Set down the listing below verbatim, starting at the line that contains "Find 21 of the" and stopping after the line that contains "logo-balloon: RE/MAX xyxy=(29,12,59,43)", with both of those lines included.

※ ※ ※

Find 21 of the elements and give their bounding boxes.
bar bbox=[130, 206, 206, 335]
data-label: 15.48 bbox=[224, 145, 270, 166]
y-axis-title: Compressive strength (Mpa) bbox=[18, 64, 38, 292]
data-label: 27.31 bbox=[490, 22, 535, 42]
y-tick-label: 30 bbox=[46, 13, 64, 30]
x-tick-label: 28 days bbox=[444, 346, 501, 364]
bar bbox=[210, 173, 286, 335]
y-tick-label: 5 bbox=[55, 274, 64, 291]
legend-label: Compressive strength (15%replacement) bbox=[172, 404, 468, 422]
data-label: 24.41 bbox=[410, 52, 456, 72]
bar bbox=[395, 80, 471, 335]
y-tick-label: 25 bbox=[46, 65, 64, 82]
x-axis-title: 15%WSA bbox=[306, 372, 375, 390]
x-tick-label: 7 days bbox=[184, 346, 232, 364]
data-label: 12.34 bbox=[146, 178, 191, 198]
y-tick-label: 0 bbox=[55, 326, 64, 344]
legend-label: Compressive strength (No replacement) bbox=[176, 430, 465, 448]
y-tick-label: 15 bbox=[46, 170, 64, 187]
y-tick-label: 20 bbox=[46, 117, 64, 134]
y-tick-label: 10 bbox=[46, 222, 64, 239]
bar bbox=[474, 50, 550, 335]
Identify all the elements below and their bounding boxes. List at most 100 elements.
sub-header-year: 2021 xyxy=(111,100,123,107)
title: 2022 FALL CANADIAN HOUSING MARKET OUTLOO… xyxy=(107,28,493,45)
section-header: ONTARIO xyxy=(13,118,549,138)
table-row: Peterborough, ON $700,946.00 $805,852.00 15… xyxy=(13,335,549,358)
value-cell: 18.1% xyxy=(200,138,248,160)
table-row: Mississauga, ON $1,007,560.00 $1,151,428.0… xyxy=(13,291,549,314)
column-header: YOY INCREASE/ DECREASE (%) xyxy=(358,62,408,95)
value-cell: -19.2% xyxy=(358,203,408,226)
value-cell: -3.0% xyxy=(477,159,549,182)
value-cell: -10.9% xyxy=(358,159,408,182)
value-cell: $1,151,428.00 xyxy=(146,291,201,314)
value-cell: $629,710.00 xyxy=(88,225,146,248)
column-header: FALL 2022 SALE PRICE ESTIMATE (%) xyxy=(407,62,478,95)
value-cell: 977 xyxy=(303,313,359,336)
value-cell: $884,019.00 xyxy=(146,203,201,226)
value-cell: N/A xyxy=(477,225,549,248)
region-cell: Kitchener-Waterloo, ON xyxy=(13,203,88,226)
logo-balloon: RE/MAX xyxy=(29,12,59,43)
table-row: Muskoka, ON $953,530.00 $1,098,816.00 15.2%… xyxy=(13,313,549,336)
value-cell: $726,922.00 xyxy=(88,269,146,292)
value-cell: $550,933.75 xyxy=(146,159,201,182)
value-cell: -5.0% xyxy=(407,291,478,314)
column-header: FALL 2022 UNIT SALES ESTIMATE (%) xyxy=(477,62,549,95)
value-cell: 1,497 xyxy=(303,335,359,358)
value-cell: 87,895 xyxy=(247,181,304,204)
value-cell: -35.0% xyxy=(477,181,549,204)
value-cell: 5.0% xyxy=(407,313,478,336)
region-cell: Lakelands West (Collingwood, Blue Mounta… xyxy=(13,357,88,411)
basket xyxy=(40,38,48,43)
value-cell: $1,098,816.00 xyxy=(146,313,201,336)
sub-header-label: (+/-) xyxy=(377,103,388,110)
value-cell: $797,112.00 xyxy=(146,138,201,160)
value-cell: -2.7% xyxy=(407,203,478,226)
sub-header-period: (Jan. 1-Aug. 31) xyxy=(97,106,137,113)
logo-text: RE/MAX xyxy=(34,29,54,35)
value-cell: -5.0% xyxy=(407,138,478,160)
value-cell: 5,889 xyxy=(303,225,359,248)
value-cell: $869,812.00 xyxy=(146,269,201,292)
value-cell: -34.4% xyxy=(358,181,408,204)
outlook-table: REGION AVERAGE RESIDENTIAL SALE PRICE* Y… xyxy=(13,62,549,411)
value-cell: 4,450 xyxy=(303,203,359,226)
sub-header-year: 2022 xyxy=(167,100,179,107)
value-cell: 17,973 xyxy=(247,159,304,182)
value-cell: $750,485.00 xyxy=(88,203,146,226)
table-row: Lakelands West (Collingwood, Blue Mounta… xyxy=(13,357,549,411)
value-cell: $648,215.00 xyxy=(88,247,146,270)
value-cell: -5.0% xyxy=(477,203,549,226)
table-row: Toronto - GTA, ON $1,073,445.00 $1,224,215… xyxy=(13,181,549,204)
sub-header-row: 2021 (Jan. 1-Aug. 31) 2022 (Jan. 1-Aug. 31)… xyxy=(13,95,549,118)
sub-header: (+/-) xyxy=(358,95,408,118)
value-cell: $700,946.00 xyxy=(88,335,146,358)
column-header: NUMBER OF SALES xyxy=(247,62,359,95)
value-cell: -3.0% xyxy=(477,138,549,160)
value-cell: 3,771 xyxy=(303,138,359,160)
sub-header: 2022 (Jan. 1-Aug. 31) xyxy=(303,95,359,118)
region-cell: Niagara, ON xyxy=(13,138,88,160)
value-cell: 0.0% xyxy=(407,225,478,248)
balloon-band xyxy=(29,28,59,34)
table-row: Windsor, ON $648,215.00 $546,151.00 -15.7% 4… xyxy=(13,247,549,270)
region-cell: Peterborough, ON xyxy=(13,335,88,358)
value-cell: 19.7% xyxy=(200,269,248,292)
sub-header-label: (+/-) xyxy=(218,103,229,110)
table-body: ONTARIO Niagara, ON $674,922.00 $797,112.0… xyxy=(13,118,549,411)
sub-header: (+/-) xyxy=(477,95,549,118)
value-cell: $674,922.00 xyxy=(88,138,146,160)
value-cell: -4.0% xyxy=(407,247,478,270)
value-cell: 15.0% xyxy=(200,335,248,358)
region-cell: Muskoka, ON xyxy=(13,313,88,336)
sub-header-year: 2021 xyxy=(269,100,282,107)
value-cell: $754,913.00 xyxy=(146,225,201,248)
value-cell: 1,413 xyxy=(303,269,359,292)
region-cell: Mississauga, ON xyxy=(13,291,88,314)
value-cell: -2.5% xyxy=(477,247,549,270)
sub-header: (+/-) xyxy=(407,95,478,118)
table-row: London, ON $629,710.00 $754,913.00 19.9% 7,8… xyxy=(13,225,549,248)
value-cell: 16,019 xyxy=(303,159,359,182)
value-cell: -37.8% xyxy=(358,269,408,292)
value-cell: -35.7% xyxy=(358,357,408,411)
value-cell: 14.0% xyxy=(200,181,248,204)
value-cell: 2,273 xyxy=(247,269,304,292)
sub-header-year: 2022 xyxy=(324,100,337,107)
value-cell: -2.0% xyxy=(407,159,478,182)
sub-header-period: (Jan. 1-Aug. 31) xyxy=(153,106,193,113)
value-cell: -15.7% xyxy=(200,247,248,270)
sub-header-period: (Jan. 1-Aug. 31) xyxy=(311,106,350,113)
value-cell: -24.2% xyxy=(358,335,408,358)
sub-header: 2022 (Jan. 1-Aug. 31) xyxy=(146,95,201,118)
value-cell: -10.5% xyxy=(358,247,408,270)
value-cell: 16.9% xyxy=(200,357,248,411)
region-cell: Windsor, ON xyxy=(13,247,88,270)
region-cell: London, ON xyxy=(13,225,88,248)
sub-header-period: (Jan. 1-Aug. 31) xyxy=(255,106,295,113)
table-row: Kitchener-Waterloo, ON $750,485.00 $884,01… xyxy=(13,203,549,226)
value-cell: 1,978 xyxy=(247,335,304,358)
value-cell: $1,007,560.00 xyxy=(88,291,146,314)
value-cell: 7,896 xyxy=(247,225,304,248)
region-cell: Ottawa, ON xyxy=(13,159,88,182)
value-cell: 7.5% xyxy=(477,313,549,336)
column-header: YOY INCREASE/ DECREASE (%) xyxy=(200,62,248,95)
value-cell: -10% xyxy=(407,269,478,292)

※ ※ ※

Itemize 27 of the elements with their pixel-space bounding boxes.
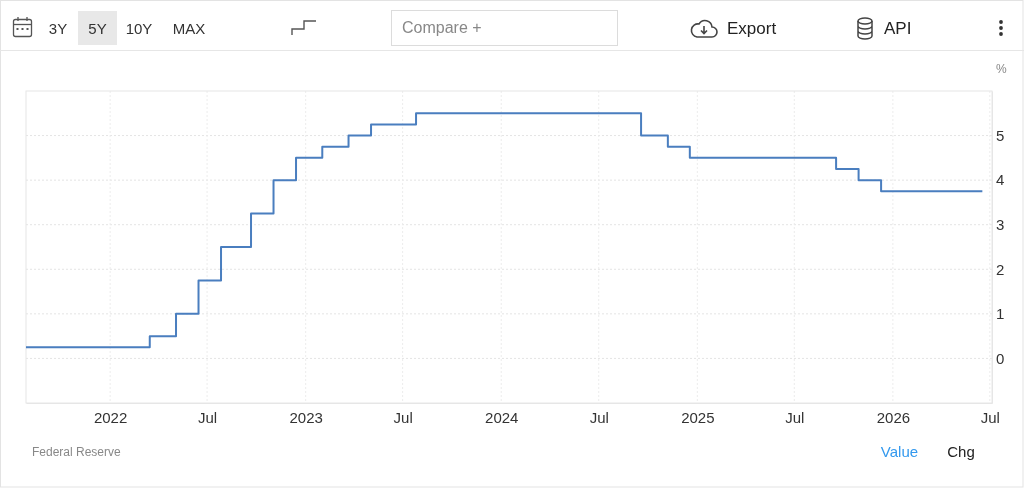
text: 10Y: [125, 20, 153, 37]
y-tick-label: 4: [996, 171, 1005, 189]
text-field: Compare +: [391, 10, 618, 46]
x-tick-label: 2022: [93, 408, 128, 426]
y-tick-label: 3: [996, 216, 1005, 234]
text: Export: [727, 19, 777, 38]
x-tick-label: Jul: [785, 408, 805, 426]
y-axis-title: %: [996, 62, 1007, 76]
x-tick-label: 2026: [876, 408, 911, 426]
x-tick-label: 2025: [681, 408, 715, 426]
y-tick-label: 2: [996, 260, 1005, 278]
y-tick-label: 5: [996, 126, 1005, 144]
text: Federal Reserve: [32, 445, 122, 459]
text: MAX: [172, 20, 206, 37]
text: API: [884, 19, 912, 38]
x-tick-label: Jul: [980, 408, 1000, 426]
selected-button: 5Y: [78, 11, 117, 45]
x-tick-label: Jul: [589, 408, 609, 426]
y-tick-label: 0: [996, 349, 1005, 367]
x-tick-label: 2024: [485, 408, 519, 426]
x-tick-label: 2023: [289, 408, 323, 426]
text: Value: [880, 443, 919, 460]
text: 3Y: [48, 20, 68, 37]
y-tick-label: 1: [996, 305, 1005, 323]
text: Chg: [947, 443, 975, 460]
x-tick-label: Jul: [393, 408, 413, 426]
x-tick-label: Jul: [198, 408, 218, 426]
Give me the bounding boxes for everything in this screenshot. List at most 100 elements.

※ ※ ※

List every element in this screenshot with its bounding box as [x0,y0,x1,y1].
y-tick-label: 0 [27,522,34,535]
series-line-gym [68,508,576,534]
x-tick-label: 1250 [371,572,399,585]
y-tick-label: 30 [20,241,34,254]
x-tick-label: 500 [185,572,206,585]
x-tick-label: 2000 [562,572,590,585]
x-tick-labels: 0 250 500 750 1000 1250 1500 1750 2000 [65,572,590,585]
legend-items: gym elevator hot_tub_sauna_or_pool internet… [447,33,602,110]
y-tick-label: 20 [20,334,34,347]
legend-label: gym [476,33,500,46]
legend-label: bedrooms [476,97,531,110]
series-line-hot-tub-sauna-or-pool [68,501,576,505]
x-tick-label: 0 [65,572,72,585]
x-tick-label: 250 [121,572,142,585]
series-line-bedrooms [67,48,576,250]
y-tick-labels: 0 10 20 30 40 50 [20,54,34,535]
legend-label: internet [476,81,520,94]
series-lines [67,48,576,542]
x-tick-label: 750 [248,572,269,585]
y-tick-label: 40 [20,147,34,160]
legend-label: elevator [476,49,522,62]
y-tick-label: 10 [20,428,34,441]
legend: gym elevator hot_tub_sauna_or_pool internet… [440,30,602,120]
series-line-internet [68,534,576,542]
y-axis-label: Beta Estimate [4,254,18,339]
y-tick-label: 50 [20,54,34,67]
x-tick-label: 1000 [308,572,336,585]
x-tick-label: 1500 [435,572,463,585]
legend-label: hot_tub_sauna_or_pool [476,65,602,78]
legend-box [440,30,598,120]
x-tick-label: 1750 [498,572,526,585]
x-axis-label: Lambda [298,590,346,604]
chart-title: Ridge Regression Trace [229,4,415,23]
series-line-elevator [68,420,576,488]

※ ※ ※

• **Result below**
Find 21 of the elements and give their bounding boxes.
bar bbox=[130, 206, 206, 335]
data-label: 15.48 bbox=[224, 145, 270, 166]
y-axis-title: Compressive strength (Mpa) bbox=[18, 64, 38, 292]
data-label: 27.31 bbox=[490, 22, 535, 42]
y-tick-label: 30 bbox=[46, 13, 64, 30]
x-tick-label: 28 days bbox=[444, 346, 501, 364]
bar bbox=[210, 173, 286, 335]
y-tick-label: 5 bbox=[55, 274, 64, 291]
legend-label: Compressive strength (15%replacement) bbox=[172, 404, 468, 422]
data-label: 24.41 bbox=[410, 52, 456, 72]
bar bbox=[395, 80, 471, 335]
y-tick-label: 25 bbox=[46, 65, 64, 82]
x-axis-title: 15%WSA bbox=[306, 372, 375, 390]
x-tick-label: 7 days bbox=[184, 346, 232, 364]
data-label: 12.34 bbox=[146, 178, 191, 198]
y-tick-label: 0 bbox=[55, 326, 64, 344]
legend-label: Compressive strength (No replacement) bbox=[176, 430, 465, 448]
y-tick-label: 15 bbox=[46, 170, 64, 187]
y-tick-label: 20 bbox=[46, 117, 64, 134]
y-tick-label: 10 bbox=[46, 222, 64, 239]
bar bbox=[474, 50, 550, 335]
Identify all the elements below and their bounding boxes. List at most 100 elements.
sub-header-year: 2021 xyxy=(111,100,123,107)
title: 2022 FALL CANADIAN HOUSING MARKET OUTLOO… xyxy=(107,28,493,45)
section-header: ONTARIO xyxy=(13,118,549,138)
table-row: Peterborough, ON $700,946.00 $805,852.00 15… xyxy=(13,335,549,358)
value-cell: 18.1% xyxy=(200,138,248,160)
table-row: Mississauga, ON $1,007,560.00 $1,151,428.0… xyxy=(13,291,549,314)
column-header: YOY INCREASE/ DECREASE (%) xyxy=(358,62,408,95)
value-cell: -19.2% xyxy=(358,203,408,226)
value-cell: -3.0% xyxy=(477,159,549,182)
value-cell: -10.9% xyxy=(358,159,408,182)
value-cell: $1,151,428.00 xyxy=(146,291,201,314)
value-cell: $629,710.00 xyxy=(88,225,146,248)
column-header: FALL 2022 SALE PRICE ESTIMATE (%) xyxy=(407,62,478,95)
value-cell: 977 xyxy=(303,313,359,336)
value-cell: $884,019.00 xyxy=(146,203,201,226)
value-cell: N/A xyxy=(477,225,549,248)
region-cell: Kitchener-Waterloo, ON xyxy=(13,203,88,226)
logo-balloon: RE/MAX xyxy=(29,12,59,43)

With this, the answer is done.